PROVIDED RECORDS:
----------
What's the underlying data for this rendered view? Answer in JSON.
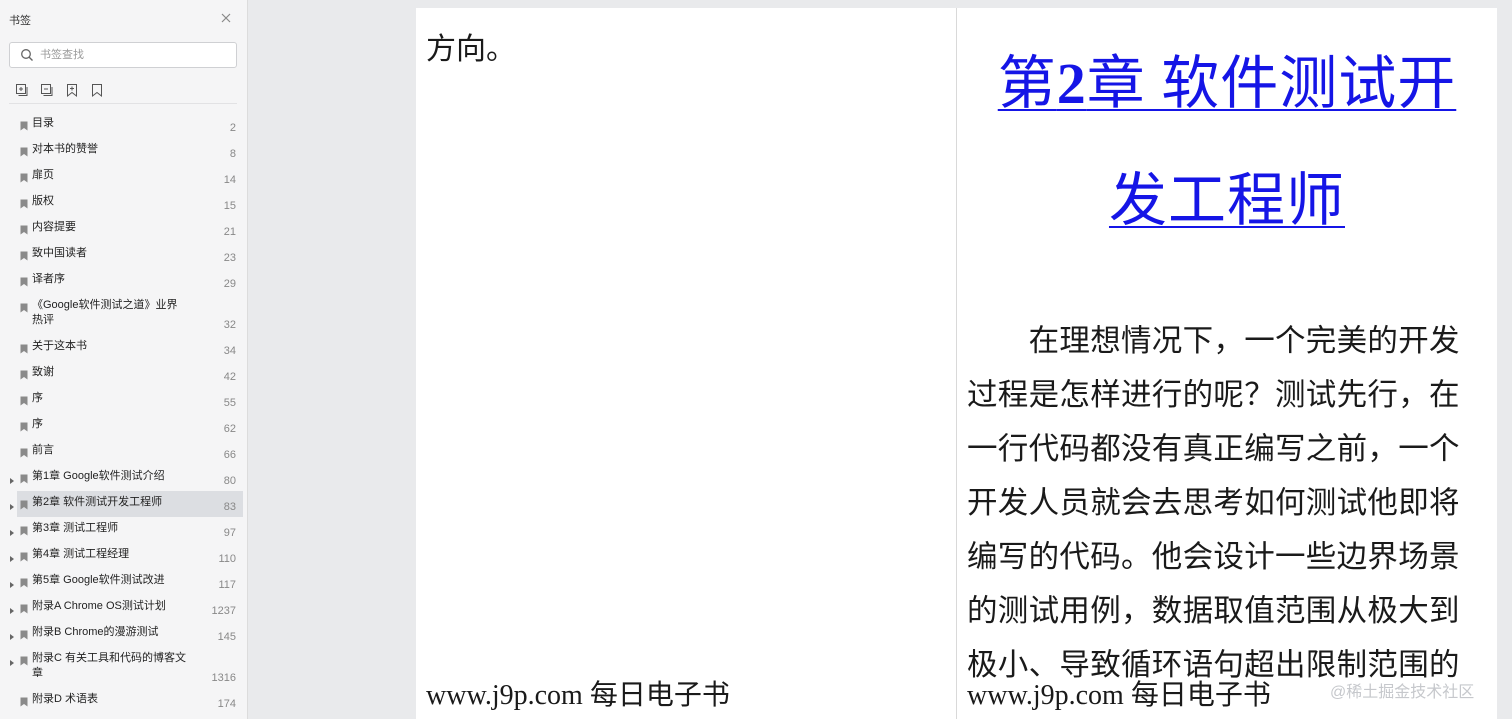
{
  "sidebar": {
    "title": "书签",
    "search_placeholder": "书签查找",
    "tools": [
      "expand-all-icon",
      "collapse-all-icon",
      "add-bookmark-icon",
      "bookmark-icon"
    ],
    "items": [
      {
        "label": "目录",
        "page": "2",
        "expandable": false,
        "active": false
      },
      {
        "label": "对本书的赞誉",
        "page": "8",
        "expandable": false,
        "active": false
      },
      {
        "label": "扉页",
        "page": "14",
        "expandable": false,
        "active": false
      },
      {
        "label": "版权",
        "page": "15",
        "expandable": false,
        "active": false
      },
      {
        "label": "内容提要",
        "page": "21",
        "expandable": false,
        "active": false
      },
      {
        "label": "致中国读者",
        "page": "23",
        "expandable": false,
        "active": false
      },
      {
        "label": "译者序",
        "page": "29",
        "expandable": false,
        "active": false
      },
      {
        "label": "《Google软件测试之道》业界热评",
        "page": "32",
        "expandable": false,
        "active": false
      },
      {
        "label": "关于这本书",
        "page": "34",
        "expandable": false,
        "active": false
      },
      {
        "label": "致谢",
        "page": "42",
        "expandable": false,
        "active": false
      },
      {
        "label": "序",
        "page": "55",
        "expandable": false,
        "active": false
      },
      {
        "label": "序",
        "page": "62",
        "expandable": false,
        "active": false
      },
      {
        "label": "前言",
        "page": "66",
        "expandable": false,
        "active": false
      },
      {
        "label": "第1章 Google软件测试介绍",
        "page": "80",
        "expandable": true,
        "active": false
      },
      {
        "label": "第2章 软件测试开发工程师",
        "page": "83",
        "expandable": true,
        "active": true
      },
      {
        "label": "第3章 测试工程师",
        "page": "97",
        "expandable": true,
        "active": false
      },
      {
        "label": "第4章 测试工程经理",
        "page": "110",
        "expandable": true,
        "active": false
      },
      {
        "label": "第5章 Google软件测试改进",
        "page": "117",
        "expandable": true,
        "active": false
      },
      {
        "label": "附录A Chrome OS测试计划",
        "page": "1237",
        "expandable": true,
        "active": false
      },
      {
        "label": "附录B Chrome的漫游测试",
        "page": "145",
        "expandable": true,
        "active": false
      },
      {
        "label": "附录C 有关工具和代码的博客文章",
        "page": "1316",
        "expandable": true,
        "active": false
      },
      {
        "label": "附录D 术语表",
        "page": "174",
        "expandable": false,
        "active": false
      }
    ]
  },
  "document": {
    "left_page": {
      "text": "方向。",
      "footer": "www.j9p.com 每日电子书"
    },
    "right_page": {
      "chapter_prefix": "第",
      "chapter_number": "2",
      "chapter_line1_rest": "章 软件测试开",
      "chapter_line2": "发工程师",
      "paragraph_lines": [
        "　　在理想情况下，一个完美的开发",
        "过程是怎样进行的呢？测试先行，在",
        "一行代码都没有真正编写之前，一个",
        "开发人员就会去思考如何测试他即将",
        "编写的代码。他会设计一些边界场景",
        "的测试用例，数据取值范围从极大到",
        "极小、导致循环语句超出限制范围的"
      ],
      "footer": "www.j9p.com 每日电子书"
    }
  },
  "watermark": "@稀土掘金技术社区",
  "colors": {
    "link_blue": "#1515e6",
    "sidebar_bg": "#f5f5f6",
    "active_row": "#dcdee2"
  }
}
----------
WHAT YOU WILL DO:
Every record gets retyped exactly; no picture goes into the copy.

THE REPLY:
What's the underlying data for this rendered view? Answer in JSON.
{
  "sidebar": {
    "title": "书签",
    "search_placeholder": "书签查找",
    "tools": [
      "expand-all-icon",
      "collapse-all-icon",
      "add-bookmark-icon",
      "bookmark-icon"
    ],
    "items": [
      {
        "label": "目录",
        "page": "2",
        "expandable": false,
        "active": false
      },
      {
        "label": "对本书的赞誉",
        "page": "8",
        "expandable": false,
        "active": false
      },
      {
        "label": "扉页",
        "page": "14",
        "expandable": false,
        "active": false
      },
      {
        "label": "版权",
        "page": "15",
        "expandable": false,
        "active": false
      },
      {
        "label": "内容提要",
        "page": "21",
        "expandable": false,
        "active": false
      },
      {
        "label": "致中国读者",
        "page": "23",
        "expandable": false,
        "active": false
      },
      {
        "label": "译者序",
        "page": "29",
        "expandable": false,
        "active": false
      },
      {
        "label": "《Google软件测试之道》业界热评",
        "page": "32",
        "expandable": false,
        "active": false
      },
      {
        "label": "关于这本书",
        "page": "34",
        "expandable": false,
        "active": false
      },
      {
        "label": "致谢",
        "page": "42",
        "expandable": false,
        "active": false
      },
      {
        "label": "序",
        "page": "55",
        "expandable": false,
        "active": false
      },
      {
        "label": "序",
        "page": "62",
        "expandable": false,
        "active": false
      },
      {
        "label": "前言",
        "page": "66",
        "expandable": false,
        "active": false
      },
      {
        "label": "第1章 Google软件测试介绍",
        "page": "80",
        "expandable": true,
        "active": false
      },
      {
        "label": "第2章 软件测试开发工程师",
        "page": "83",
        "expandable": true,
        "active": true
      },
      {
        "label": "第3章 测试工程师",
        "page": "97",
        "expandable": true,
        "active": false
      },
      {
        "label": "第4章 测试工程经理",
        "page": "110",
        "expandable": true,
        "active": false
      },
      {
        "label": "第5章 Google软件测试改进",
        "page": "117",
        "expandable": true,
        "active": false
      },
      {
        "label": "附录A Chrome OS测试计划",
        "page": "1237",
        "expandable": true,
        "active": false
      },
      {
        "label": "附录B Chrome的漫游测试",
        "page": "145",
        "expandable": true,
        "active": false
      },
      {
        "label": "附录C 有关工具和代码的博客文章",
        "page": "1316",
        "expandable": true,
        "active": false
      },
      {
        "label": "附录D 术语表",
        "page": "174",
        "expandable": false,
        "active": false
      }
    ]
  },
  "document": {
    "left_page": {
      "text": "方向。",
      "footer": "www.j9p.com 每日电子书"
    },
    "right_page": {
      "chapter_prefix": "第",
      "chapter_number": "2",
      "chapter_line1_rest": "章 软件测试开",
      "chapter_line2": "发工程师",
      "paragraph_lines": [
        "　　在理想情况下，一个完美的开发",
        "过程是怎样进行的呢？测试先行，在",
        "一行代码都没有真正编写之前，一个",
        "开发人员就会去思考如何测试他即将",
        "编写的代码。他会设计一些边界场景",
        "的测试用例，数据取值范围从极大到",
        "极小、导致循环语句超出限制范围的"
      ],
      "footer": "www.j9p.com 每日电子书"
    }
  },
  "watermark": "@稀土掘金技术社区",
  "colors": {
    "link_blue": "#1515e6",
    "sidebar_bg": "#f5f5f6",
    "active_row": "#dcdee2"
  }
}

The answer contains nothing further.